WORK REQUIRED — Which lines in the material below contain the word "footer"? Copy each of them.

STORED DATA —

** Begin **

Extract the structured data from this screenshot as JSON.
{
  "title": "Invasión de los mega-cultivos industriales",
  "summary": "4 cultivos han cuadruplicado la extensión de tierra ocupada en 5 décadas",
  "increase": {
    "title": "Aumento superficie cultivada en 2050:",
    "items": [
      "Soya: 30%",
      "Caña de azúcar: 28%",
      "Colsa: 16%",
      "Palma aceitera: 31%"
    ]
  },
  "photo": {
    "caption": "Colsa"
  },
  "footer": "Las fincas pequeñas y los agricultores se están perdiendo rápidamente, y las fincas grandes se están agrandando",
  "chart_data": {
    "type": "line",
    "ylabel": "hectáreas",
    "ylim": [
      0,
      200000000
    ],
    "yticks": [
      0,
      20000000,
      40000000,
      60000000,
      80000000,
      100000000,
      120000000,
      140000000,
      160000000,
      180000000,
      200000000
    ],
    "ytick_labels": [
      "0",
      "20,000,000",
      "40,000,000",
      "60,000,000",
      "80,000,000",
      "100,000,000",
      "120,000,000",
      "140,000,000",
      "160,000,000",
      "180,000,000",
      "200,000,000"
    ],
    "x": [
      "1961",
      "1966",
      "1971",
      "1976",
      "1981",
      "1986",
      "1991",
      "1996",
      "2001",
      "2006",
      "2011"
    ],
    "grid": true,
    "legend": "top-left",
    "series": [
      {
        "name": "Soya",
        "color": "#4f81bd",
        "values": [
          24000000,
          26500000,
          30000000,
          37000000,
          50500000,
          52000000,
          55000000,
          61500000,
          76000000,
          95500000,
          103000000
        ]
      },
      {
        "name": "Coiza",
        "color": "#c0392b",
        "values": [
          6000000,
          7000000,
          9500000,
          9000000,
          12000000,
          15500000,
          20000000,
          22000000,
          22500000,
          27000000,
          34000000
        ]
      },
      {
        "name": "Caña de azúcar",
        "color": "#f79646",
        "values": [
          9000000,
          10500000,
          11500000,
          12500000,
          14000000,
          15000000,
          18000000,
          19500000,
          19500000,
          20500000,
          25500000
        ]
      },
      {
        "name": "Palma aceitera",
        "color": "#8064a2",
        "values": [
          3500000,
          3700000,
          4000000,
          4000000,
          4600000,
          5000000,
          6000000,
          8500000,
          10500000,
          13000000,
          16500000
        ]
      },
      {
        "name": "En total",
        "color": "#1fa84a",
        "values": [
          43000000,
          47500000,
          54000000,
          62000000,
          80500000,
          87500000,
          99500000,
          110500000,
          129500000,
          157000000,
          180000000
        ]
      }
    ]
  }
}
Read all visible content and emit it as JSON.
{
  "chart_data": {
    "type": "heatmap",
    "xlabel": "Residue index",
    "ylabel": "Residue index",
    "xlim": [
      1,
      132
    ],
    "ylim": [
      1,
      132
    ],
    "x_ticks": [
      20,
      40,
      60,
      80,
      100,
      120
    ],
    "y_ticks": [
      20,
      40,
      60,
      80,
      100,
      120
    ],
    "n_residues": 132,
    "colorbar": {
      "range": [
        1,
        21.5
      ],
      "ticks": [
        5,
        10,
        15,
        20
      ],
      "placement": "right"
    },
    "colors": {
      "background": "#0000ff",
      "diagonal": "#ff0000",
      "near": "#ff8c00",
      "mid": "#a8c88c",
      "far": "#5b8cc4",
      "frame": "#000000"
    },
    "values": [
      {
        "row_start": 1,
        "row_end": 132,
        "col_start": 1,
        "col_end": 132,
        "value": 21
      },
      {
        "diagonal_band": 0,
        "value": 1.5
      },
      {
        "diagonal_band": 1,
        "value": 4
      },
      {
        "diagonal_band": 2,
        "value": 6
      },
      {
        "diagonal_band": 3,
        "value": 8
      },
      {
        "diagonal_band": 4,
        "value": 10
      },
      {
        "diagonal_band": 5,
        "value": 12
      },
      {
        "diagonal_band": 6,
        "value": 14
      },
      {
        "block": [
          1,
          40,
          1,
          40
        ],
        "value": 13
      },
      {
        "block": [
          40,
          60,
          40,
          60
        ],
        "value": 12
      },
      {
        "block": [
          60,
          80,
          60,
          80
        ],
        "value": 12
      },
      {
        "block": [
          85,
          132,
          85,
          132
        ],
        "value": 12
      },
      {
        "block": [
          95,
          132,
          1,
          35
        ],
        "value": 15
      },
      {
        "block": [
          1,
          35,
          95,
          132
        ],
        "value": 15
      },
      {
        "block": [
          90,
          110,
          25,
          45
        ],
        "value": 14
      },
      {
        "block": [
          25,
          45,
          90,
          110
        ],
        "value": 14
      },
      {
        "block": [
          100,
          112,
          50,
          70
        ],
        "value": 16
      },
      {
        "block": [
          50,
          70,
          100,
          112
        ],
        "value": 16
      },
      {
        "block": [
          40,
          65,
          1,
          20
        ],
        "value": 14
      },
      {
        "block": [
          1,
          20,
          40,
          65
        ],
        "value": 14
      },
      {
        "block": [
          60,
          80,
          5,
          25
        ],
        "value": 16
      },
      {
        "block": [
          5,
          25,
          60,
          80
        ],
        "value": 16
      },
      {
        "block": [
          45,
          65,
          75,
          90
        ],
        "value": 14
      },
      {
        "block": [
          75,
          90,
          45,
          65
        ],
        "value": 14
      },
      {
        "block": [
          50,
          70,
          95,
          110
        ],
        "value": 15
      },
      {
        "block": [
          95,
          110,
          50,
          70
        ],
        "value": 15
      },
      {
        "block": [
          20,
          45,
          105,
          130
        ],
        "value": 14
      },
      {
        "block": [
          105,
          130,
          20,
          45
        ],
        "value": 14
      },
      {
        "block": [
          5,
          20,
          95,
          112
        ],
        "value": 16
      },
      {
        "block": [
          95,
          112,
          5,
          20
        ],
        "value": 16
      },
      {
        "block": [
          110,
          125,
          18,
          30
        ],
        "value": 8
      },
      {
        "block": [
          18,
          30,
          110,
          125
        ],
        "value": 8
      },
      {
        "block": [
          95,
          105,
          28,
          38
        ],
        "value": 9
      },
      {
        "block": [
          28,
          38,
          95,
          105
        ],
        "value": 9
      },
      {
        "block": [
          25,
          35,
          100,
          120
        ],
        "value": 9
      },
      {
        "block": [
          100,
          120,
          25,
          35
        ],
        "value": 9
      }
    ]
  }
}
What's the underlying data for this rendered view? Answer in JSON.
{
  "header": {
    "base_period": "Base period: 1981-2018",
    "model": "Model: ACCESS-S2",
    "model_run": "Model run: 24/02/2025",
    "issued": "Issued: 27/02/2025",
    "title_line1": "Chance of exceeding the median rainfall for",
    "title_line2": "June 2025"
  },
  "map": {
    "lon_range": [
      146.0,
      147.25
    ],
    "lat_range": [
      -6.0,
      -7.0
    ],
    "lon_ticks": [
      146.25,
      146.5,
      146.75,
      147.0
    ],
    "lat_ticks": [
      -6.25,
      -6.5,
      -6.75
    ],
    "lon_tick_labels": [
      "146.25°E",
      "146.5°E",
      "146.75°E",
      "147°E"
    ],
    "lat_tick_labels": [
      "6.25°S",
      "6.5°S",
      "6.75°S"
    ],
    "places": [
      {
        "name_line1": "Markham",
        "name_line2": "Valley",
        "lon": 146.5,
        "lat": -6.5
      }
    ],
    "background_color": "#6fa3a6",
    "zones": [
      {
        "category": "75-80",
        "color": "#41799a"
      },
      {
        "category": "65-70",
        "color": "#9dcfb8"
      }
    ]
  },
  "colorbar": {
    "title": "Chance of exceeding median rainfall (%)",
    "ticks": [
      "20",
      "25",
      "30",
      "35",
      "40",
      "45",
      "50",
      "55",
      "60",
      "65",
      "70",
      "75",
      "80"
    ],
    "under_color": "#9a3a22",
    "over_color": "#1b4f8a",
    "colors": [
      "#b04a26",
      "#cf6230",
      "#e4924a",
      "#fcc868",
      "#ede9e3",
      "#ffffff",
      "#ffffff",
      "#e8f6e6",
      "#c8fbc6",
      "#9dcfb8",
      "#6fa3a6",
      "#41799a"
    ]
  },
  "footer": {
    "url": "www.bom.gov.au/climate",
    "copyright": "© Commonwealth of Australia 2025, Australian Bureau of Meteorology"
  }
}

** End **

RESPONSE TO THIS EXERCISE —
  "footer": "Las fincas pequeñas y los agricultores se están perdiendo rápidamente, y las fincas grandes se están agrandando",
  "footer": {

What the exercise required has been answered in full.